#### Work required
Repeat everything in the material exactly.

#### Entries shown
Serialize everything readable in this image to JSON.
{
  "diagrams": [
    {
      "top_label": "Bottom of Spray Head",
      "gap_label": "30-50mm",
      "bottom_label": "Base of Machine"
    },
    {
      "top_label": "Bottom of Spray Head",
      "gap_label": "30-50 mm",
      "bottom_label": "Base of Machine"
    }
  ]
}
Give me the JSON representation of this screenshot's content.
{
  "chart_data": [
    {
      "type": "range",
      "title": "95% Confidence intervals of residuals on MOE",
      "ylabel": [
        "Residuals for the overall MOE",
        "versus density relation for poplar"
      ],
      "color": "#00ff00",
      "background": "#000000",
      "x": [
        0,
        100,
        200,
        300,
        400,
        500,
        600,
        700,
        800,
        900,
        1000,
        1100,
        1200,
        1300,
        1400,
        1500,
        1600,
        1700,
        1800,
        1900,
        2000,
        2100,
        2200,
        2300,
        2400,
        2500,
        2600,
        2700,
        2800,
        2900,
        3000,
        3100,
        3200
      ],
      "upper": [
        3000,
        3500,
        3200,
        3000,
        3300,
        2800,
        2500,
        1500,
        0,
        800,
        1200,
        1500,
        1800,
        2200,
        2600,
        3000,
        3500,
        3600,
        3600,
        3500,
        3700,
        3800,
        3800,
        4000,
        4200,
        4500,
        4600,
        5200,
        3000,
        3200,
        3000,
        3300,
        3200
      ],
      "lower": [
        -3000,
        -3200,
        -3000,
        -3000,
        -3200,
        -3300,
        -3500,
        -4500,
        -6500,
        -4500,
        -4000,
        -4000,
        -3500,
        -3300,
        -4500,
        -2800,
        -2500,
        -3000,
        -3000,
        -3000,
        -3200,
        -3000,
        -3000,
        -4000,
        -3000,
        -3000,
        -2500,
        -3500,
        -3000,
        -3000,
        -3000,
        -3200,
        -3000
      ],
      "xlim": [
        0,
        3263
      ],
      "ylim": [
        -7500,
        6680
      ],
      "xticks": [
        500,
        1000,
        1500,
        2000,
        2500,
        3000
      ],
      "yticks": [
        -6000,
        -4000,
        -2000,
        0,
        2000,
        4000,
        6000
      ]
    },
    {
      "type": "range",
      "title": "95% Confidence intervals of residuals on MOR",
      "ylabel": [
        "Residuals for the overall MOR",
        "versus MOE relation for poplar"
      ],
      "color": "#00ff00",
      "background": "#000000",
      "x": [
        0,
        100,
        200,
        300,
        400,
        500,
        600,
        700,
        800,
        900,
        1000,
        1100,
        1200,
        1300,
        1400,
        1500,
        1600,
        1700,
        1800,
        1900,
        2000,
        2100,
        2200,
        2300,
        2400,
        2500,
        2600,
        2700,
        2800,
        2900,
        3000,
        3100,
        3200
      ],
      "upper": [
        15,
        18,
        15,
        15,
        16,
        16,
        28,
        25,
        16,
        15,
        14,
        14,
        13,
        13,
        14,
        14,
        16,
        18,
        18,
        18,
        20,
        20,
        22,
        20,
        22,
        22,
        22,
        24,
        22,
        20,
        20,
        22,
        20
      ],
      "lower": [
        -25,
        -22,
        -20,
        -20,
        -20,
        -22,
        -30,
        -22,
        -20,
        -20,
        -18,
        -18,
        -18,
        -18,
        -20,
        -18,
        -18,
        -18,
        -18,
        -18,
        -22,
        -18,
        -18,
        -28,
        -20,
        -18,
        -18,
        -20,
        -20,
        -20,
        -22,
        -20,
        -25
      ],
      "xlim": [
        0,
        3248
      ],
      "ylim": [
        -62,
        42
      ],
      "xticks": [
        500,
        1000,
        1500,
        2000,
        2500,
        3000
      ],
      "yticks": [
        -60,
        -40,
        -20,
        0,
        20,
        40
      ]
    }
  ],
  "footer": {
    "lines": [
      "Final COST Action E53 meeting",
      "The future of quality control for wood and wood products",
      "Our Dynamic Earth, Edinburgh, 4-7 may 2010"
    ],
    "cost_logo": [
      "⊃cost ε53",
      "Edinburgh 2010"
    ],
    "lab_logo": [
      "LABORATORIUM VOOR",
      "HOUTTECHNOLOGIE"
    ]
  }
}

#### Solution for this problem
Serialize everything readable in this image to JSON.
{
  "diagrams": [
    {
      "top_label": "Bottom of Spray Head",
      "gap_label": "30-50mm",
      "bottom_label": "Base of Machine"
    },
    {
      "top_label": "Bottom of Spray Head",
      "gap_label": "30-50 mm",
      "bottom_label": "Base of Machine"
    }
  ]
}
Give me the JSON representation of this screenshot's content.
{
  "chart_data": [
    {
      "type": "range",
      "title": "95% Confidence intervals of residuals on MOE",
      "ylabel": [
        "Residuals for the overall MOE",
        "versus density relation for poplar"
      ],
      "color": "#00ff00",
      "background": "#000000",
      "x": [
        0,
        100,
        200,
        300,
        400,
        500,
        600,
        700,
        800,
        900,
        1000,
        1100,
        1200,
        1300,
        1400,
        1500,
        1600,
        1700,
        1800,
        1900,
        2000,
        2100,
        2200,
        2300,
        2400,
        2500,
        2600,
        2700,
        2800,
        2900,
        3000,
        3100,
        3200
      ],
      "upper": [
        3000,
        3500,
        3200,
        3000,
        3300,
        2800,
        2500,
        1500,
        0,
        800,
        1200,
        1500,
        1800,
        2200,
        2600,
        3000,
        3500,
        3600,
        3600,
        3500,
        3700,
        3800,
        3800,
        4000,
        4200,
        4500,
        4600,
        5200,
        3000,
        3200,
        3000,
        3300,
        3200
      ],
      "lower": [
        -3000,
        -3200,
        -3000,
        -3000,
        -3200,
        -3300,
        -3500,
        -4500,
        -6500,
        -4500,
        -4000,
        -4000,
        -3500,
        -3300,
        -4500,
        -2800,
        -2500,
        -3000,
        -3000,
        -3000,
        -3200,
        -3000,
        -3000,
        -4000,
        -3000,
        -3000,
        -2500,
        -3500,
        -3000,
        -3000,
        -3000,
        -3200,
        -3000
      ],
      "xlim": [
        0,
        3263
      ],
      "ylim": [
        -7500,
        6680
      ],
      "xticks": [
        500,
        1000,
        1500,
        2000,
        2500,
        3000
      ],
      "yticks": [
        -6000,
        -4000,
        -2000,
        0,
        2000,
        4000,
        6000
      ]
    },
    {
      "type": "range",
      "title": "95% Confidence intervals of residuals on MOR",
      "ylabel": [
        "Residuals for the overall MOR",
        "versus MOE relation for poplar"
      ],
      "color": "#00ff00",
      "background": "#000000",
      "x": [
        0,
        100,
        200,
        300,
        400,
        500,
        600,
        700,
        800,
        900,
        1000,
        1100,
        1200,
        1300,
        1400,
        1500,
        1600,
        1700,
        1800,
        1900,
        2000,
        2100,
        2200,
        2300,
        2400,
        2500,
        2600,
        2700,
        2800,
        2900,
        3000,
        3100,
        3200
      ],
      "upper": [
        15,
        18,
        15,
        15,
        16,
        16,
        28,
        25,
        16,
        15,
        14,
        14,
        13,
        13,
        14,
        14,
        16,
        18,
        18,
        18,
        20,
        20,
        22,
        20,
        22,
        22,
        22,
        24,
        22,
        20,
        20,
        22,
        20
      ],
      "lower": [
        -25,
        -22,
        -20,
        -20,
        -20,
        -22,
        -30,
        -22,
        -20,
        -20,
        -18,
        -18,
        -18,
        -18,
        -20,
        -18,
        -18,
        -18,
        -18,
        -18,
        -22,
        -18,
        -18,
        -28,
        -20,
        -18,
        -18,
        -20,
        -20,
        -20,
        -22,
        -20,
        -25
      ],
      "xlim": [
        0,
        3248
      ],
      "ylim": [
        -62,
        42
      ],
      "xticks": [
        500,
        1000,
        1500,
        2000,
        2500,
        3000
      ],
      "yticks": [
        -60,
        -40,
        -20,
        0,
        20,
        40
      ]
    }
  ],
  "footer": {
    "lines": [
      "Final COST Action E53 meeting",
      "The future of quality control for wood and wood products",
      "Our Dynamic Earth, Edinburgh, 4-7 may 2010"
    ],
    "cost_logo": [
      "⊃cost ε53",
      "Edinburgh 2010"
    ],
    "lab_logo": [
      "LABORATORIUM VOOR",
      "HOUTTECHNOLOGIE"
    ]
  }
}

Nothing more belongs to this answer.